> [Records contained in a dataset]:
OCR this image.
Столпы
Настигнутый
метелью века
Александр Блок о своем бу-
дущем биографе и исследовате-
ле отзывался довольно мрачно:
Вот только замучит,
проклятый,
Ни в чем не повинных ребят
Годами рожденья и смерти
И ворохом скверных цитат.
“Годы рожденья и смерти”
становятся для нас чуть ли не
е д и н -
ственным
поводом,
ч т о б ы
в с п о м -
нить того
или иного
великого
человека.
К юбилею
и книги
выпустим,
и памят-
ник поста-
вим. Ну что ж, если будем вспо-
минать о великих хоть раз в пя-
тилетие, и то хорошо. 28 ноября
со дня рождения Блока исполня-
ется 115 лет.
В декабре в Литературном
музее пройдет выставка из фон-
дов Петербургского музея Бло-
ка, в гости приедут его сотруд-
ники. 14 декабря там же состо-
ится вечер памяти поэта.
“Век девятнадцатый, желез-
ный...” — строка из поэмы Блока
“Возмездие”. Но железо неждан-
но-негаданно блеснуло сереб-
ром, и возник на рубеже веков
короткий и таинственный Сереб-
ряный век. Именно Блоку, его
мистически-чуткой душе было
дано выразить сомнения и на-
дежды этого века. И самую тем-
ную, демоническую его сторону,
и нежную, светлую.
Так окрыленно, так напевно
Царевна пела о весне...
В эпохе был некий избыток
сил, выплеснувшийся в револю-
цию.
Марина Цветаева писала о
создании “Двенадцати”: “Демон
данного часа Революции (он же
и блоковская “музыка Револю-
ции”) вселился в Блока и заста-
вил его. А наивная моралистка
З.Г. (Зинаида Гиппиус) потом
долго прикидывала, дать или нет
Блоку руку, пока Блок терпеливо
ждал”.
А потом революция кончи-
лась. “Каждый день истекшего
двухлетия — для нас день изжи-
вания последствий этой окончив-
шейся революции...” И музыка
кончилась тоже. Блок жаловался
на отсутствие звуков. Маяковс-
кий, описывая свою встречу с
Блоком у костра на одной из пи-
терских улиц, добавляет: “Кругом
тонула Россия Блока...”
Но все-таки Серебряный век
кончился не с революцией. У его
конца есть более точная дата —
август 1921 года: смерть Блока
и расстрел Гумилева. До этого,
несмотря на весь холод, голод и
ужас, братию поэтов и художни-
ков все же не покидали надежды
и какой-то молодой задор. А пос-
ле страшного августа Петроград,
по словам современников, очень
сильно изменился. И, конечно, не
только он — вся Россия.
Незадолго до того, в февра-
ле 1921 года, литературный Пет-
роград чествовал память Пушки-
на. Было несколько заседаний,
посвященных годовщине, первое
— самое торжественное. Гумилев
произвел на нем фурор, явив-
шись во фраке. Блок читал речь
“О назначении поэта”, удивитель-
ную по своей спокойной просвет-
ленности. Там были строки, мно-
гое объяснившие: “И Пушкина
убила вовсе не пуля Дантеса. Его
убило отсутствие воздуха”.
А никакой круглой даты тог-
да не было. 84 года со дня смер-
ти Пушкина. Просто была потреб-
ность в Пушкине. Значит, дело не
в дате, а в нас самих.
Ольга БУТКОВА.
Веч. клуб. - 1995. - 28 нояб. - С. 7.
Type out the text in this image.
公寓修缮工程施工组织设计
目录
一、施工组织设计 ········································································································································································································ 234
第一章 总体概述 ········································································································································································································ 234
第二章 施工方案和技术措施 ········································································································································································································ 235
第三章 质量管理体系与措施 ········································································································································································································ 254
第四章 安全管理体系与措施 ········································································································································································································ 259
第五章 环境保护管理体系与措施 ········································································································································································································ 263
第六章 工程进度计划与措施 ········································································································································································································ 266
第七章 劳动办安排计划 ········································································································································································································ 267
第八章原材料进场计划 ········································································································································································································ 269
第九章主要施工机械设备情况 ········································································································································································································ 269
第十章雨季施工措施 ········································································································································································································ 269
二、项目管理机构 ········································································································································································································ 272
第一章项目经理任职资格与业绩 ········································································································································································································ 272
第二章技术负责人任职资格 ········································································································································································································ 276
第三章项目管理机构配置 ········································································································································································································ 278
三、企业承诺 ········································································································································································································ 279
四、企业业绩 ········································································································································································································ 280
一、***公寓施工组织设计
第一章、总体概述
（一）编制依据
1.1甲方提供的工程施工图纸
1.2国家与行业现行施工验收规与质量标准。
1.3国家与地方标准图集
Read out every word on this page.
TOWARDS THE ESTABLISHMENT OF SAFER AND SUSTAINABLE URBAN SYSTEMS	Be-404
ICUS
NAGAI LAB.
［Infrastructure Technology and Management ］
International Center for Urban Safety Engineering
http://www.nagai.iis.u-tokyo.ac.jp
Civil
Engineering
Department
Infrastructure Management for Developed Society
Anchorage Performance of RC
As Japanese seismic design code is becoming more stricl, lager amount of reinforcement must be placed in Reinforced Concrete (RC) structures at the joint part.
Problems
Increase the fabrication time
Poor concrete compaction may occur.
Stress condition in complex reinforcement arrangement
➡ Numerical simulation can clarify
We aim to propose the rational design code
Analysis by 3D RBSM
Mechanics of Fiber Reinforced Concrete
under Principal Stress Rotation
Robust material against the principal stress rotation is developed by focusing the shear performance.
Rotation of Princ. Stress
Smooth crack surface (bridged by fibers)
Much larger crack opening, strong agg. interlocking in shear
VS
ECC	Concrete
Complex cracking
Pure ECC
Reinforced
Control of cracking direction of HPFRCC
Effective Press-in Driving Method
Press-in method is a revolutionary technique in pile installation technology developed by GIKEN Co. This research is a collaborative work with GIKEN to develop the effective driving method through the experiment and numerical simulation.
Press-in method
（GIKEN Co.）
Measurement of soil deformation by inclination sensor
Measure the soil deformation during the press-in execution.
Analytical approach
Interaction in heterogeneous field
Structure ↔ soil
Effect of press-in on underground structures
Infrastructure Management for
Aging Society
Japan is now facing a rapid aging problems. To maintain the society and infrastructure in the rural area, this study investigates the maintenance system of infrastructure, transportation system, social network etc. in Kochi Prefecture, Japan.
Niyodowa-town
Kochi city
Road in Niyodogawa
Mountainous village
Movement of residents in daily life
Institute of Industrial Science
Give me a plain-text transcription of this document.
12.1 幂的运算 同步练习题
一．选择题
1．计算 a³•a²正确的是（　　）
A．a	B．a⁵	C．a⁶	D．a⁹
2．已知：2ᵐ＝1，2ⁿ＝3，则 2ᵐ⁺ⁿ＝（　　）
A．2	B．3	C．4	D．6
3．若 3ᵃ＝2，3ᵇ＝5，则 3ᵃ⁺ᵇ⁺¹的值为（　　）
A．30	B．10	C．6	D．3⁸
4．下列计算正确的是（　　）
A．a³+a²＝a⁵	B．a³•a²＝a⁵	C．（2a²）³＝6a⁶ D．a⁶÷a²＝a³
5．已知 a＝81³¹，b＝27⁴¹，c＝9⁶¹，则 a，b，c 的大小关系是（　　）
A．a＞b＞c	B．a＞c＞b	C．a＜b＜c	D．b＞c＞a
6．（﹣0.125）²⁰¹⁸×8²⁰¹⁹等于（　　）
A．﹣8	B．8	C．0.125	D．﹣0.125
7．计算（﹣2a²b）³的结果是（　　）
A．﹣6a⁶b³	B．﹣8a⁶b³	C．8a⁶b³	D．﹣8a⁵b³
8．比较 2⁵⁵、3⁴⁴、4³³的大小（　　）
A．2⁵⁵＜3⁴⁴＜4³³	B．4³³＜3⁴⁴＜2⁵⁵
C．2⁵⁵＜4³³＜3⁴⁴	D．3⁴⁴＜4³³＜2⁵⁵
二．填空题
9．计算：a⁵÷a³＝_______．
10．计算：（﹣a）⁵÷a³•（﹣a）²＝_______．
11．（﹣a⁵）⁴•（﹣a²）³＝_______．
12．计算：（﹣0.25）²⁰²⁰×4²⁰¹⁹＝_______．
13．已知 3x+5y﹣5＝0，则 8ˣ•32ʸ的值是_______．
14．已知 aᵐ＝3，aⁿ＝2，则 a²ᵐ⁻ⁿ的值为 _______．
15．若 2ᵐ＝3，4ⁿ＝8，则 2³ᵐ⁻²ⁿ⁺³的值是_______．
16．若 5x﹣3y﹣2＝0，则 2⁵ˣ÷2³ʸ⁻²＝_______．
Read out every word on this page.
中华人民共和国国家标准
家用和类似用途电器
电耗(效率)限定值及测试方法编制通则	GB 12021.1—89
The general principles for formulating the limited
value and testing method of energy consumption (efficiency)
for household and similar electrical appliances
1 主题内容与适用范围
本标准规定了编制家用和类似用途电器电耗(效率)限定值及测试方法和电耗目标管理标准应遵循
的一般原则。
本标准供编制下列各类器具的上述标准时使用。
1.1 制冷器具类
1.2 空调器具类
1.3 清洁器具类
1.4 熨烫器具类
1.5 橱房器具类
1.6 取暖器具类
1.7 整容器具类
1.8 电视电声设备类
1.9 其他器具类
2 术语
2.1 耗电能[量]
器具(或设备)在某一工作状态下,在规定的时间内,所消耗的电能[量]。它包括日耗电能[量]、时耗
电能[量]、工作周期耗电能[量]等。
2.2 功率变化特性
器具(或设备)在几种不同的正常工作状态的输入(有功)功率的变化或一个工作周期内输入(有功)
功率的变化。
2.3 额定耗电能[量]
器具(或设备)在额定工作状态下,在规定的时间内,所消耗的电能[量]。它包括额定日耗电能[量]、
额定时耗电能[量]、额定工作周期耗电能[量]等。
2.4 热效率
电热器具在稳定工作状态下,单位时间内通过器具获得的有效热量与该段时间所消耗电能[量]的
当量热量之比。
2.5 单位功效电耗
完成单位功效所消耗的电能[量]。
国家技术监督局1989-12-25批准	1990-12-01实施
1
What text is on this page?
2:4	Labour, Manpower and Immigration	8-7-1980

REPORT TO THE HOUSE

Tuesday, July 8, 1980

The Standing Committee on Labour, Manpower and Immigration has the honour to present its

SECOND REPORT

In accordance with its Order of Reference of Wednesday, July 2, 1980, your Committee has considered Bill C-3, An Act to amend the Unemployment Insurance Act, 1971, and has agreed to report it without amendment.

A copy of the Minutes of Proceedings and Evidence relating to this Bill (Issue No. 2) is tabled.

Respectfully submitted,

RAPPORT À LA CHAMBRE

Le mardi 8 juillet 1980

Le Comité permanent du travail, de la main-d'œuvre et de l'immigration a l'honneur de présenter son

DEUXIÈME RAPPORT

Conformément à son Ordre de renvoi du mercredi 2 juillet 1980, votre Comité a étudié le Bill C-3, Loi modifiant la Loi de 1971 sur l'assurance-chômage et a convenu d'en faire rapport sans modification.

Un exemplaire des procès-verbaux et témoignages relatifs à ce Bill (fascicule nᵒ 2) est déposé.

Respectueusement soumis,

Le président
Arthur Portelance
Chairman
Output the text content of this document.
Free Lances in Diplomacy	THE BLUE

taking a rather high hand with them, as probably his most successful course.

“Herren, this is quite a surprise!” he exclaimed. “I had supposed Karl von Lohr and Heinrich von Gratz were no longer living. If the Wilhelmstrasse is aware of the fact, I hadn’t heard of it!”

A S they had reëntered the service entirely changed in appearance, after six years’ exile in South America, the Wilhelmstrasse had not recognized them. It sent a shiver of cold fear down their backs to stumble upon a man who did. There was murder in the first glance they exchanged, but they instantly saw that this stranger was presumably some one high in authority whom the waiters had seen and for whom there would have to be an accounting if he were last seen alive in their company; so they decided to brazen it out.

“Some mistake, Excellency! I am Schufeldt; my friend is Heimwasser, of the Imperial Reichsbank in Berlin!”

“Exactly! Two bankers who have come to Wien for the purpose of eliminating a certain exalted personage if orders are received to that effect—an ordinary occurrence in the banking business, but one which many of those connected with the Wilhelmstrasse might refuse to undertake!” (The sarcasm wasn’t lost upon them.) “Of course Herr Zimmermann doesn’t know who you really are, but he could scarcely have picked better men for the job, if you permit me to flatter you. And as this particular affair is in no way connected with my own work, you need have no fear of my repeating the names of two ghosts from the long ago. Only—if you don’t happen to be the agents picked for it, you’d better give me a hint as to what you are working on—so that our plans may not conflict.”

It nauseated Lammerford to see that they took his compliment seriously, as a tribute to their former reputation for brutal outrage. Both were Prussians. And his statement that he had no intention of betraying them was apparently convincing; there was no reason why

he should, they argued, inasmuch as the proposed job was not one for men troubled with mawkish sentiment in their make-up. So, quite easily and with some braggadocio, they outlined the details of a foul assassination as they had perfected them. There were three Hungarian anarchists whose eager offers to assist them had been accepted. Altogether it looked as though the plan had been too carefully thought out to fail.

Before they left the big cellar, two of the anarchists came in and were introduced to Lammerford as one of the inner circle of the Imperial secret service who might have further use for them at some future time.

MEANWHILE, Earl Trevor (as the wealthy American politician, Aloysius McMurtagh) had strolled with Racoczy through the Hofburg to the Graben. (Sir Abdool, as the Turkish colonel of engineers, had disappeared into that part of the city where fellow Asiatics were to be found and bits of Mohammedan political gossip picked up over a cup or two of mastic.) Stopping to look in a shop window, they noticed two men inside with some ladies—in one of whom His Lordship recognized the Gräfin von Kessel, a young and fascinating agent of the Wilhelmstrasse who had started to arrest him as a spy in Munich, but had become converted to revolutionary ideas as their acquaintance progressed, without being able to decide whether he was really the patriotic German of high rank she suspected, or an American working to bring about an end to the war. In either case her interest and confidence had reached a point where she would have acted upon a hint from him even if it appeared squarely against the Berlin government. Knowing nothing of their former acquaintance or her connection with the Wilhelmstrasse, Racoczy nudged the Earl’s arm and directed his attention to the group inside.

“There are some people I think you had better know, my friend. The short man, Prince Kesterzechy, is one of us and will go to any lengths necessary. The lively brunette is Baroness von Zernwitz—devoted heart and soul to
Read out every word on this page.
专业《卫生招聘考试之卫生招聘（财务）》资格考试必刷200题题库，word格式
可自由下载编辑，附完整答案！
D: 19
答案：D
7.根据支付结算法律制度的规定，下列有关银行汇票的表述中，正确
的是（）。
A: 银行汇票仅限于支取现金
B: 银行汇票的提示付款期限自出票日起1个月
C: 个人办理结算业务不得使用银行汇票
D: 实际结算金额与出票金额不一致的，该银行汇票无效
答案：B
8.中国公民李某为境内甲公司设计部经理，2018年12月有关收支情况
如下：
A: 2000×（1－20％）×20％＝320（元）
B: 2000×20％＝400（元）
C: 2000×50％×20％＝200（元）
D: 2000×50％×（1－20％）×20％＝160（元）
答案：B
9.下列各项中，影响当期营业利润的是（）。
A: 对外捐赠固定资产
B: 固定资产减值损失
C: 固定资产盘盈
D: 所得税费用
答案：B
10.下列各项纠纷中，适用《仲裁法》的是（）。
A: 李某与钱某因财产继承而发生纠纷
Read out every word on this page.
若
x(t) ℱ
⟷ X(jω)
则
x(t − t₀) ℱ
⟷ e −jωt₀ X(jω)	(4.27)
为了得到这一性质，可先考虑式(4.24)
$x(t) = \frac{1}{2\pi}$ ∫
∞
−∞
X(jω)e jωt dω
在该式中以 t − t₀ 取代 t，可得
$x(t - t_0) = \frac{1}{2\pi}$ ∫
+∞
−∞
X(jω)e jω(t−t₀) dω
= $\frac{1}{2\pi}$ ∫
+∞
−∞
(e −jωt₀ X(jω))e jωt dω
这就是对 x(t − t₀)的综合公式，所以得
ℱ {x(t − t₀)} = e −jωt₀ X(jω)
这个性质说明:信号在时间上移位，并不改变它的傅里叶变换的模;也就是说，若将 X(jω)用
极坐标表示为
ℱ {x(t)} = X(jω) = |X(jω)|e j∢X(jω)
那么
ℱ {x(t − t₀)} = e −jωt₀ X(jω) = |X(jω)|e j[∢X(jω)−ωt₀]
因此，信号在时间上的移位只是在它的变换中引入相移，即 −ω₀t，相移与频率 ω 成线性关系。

> [What you will do]: Check each line of the records above for the word "juillet", then give the number of lines that have it, with no other words.

> [Answer]: 2